** To do **
Pull out every line below containing the word "Foreclosure".

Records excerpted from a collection
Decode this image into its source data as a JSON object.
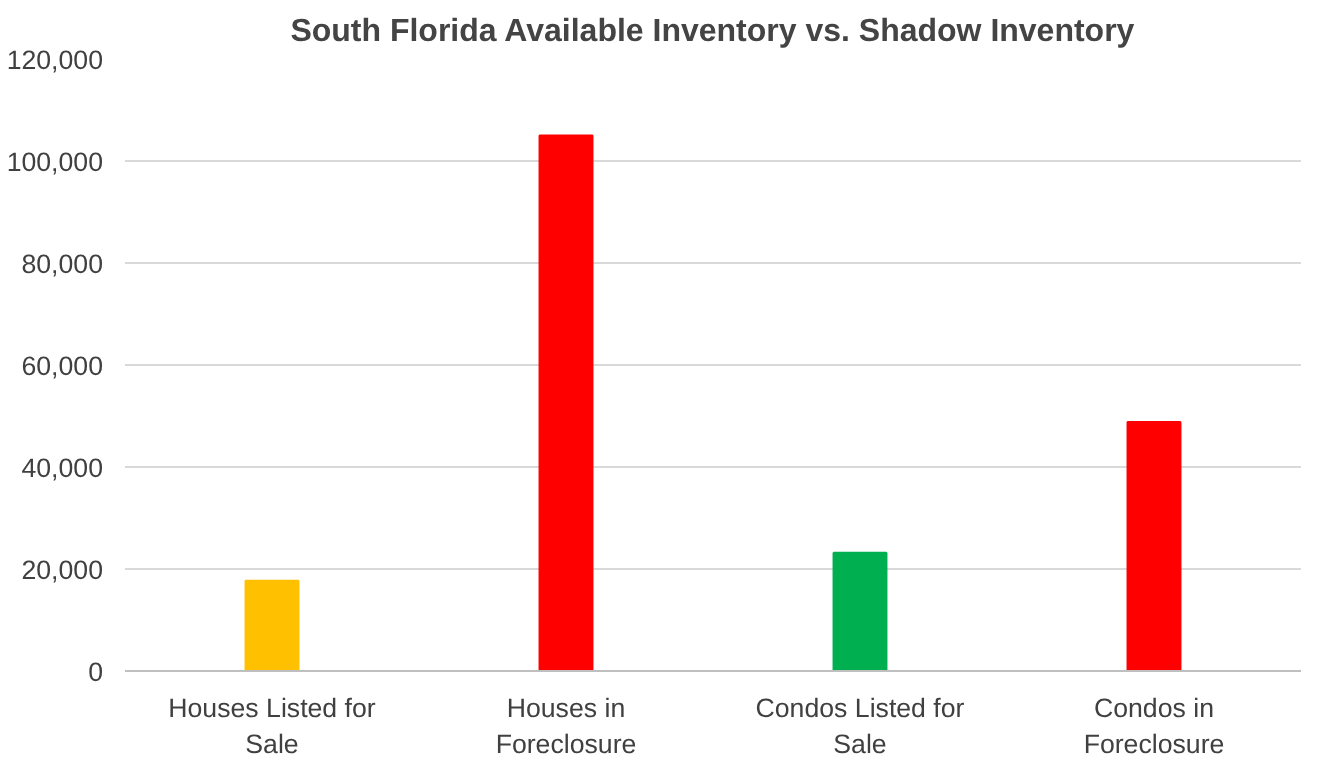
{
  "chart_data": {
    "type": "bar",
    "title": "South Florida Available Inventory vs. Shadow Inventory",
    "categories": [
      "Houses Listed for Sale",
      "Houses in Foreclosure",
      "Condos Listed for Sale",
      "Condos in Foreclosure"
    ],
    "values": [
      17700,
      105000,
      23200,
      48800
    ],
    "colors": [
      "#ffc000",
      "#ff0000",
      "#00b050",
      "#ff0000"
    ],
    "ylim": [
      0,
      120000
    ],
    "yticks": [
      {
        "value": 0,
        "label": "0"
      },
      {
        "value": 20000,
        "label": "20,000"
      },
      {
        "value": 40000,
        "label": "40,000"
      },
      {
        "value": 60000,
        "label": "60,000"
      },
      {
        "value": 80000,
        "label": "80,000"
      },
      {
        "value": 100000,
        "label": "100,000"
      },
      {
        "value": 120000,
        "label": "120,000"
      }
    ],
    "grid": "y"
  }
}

** Exercise response **
      "Houses in Foreclosure",
      "Condos in Foreclosure"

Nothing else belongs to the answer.